* EXERCISE INSTRUCTIONS
Give back exactly the lines that run from the line containing "Convert this screenshot" through the end of the listing below. Leave out every other line.

* DATA EXTRACT
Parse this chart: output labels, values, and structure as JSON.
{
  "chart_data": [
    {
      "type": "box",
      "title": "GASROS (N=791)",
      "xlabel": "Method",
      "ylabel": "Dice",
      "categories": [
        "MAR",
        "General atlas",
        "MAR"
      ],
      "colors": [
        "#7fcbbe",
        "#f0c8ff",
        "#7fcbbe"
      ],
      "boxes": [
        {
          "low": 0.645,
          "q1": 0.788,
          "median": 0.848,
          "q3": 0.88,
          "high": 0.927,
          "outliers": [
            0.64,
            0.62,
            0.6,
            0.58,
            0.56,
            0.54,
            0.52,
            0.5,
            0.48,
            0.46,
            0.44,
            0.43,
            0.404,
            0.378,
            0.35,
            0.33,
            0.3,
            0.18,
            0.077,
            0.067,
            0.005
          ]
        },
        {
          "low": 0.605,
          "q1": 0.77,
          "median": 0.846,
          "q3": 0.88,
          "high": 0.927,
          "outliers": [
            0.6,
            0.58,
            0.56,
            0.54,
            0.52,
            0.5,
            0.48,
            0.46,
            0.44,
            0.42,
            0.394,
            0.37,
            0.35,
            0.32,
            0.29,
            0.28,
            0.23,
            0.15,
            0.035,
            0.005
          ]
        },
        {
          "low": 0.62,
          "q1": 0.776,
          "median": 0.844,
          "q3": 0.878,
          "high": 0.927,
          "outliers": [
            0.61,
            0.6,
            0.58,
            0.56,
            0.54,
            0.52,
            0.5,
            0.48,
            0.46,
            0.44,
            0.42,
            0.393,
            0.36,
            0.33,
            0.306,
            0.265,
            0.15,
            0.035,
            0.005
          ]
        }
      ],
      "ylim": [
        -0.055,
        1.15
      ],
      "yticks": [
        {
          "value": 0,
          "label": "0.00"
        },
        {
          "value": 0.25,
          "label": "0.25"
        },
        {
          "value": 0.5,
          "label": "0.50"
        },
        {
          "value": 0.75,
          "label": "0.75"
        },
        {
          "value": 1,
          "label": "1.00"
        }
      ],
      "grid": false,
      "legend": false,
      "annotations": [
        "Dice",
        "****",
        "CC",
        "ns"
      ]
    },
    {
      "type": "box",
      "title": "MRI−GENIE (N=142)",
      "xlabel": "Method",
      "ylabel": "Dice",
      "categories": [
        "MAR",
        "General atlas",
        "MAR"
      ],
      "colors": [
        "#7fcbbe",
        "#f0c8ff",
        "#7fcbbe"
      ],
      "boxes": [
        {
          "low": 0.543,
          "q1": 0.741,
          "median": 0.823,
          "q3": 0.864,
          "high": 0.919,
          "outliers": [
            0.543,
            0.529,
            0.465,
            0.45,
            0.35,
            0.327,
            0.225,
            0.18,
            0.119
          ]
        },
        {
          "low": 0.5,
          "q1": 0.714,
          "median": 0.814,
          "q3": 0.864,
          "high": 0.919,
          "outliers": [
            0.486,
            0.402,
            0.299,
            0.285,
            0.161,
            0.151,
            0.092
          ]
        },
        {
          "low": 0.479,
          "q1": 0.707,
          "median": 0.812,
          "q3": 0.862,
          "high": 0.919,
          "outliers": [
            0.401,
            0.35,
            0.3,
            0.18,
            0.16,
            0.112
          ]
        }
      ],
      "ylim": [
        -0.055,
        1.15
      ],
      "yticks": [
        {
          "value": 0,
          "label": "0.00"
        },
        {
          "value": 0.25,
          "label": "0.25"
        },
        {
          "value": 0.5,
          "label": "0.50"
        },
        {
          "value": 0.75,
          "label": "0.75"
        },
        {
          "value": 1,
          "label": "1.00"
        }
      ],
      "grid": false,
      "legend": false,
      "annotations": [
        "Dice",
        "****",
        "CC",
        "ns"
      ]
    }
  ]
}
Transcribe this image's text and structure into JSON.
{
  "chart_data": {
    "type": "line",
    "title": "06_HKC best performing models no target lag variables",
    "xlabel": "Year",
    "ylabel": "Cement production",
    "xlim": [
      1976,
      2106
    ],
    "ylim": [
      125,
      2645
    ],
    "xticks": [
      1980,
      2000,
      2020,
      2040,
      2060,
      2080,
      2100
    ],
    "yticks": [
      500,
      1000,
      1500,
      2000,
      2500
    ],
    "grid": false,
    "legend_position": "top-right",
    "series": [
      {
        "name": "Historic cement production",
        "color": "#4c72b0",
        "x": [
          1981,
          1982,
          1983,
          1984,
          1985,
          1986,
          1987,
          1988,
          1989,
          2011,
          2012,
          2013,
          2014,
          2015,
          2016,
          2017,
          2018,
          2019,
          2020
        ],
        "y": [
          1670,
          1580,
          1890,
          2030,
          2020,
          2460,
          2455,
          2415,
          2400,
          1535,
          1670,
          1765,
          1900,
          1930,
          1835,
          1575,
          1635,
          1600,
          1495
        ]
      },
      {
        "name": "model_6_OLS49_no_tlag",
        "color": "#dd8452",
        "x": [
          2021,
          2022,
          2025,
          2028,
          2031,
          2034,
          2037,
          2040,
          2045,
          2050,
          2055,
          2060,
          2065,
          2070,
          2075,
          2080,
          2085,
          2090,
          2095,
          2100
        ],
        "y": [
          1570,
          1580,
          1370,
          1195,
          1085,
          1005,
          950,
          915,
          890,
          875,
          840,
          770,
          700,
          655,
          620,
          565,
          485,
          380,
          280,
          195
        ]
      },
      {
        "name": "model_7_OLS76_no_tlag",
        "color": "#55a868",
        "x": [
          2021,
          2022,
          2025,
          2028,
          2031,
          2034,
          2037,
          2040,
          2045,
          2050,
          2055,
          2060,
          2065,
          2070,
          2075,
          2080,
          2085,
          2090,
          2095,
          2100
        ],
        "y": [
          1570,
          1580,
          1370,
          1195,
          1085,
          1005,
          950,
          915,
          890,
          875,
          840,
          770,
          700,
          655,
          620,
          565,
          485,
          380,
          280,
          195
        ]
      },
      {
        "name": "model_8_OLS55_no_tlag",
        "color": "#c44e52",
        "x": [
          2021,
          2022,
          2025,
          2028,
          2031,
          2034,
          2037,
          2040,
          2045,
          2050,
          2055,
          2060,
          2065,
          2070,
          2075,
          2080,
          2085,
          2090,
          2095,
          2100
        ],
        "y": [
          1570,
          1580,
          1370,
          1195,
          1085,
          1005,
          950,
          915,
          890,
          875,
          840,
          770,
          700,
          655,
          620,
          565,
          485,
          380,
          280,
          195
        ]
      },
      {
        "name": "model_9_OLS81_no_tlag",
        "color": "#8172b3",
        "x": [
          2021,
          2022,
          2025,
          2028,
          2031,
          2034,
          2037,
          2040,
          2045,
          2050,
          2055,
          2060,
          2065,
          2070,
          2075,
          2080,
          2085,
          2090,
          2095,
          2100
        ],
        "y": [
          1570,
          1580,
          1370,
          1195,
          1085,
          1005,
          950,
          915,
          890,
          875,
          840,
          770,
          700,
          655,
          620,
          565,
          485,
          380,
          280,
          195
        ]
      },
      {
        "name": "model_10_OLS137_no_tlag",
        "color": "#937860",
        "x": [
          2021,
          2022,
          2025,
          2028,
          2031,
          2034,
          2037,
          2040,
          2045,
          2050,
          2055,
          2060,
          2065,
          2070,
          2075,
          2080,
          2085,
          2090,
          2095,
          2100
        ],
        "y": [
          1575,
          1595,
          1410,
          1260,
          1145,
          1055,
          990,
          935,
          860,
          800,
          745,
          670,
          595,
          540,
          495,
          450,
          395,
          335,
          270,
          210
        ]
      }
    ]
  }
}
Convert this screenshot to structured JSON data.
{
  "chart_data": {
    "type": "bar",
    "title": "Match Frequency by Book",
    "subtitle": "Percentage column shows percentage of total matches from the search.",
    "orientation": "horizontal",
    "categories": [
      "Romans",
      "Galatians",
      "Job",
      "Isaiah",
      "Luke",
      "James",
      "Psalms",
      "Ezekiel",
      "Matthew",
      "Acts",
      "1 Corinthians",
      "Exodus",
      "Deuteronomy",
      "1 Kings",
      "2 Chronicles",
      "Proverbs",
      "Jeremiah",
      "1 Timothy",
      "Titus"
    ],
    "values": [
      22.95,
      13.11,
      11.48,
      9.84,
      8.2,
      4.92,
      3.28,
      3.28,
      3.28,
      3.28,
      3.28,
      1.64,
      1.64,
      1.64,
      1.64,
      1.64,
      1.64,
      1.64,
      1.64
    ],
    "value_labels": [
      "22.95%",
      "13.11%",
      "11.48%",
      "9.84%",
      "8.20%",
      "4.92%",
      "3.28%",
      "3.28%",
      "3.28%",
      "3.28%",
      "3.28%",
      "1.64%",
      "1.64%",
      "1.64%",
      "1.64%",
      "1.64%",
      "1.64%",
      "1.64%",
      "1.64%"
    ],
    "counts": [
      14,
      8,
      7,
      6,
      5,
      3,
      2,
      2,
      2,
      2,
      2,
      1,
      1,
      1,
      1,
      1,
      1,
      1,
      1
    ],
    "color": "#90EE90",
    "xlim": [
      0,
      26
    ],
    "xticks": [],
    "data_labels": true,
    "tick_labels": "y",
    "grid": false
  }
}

* RIGHT ANSWER
Convert this screenshot to structured JSON data.
{
  "chart_data": {
    "type": "bar",
    "title": "Match Frequency by Book",
    "subtitle": "Percentage column shows percentage of total matches from the search.",
    "orientation": "horizontal",
    "categories": [
      "Romans",
      "Galatians",
      "Job",
      "Isaiah",
      "Luke",
      "James",
      "Psalms",
      "Ezekiel",
      "Matthew",
      "Acts",
      "1 Corinthians",
      "Exodus",
      "Deuteronomy",
      "1 Kings",
      "2 Chronicles",
      "Proverbs",
      "Jeremiah",
      "1 Timothy",
      "Titus"
    ],
    "values": [
      22.95,
      13.11,
      11.48,
      9.84,
      8.2,
      4.92,
      3.28,
      3.28,
      3.28,
      3.28,
      3.28,
      1.64,
      1.64,
      1.64,
      1.64,
      1.64,
      1.64,
      1.64,
      1.64
    ],
    "value_labels": [
      "22.95%",
      "13.11%",
      "11.48%",
      "9.84%",
      "8.20%",
      "4.92%",
      "3.28%",
      "3.28%",
      "3.28%",
      "3.28%",
      "3.28%",
      "1.64%",
      "1.64%",
      "1.64%",
      "1.64%",
      "1.64%",
      "1.64%",
      "1.64%",
      "1.64%"
    ],
    "counts": [
      14,
      8,
      7,
      6,
      5,
      3,
      2,
      2,
      2,
      2,
      2,
      1,
      1,
      1,
      1,
      1,
      1,
      1,
      1
    ],
    "color": "#90EE90",
    "xlim": [
      0,
      26
    ],
    "xticks": [],
    "data_labels": true,
    "tick_labels": "y",
    "grid": false
  }
}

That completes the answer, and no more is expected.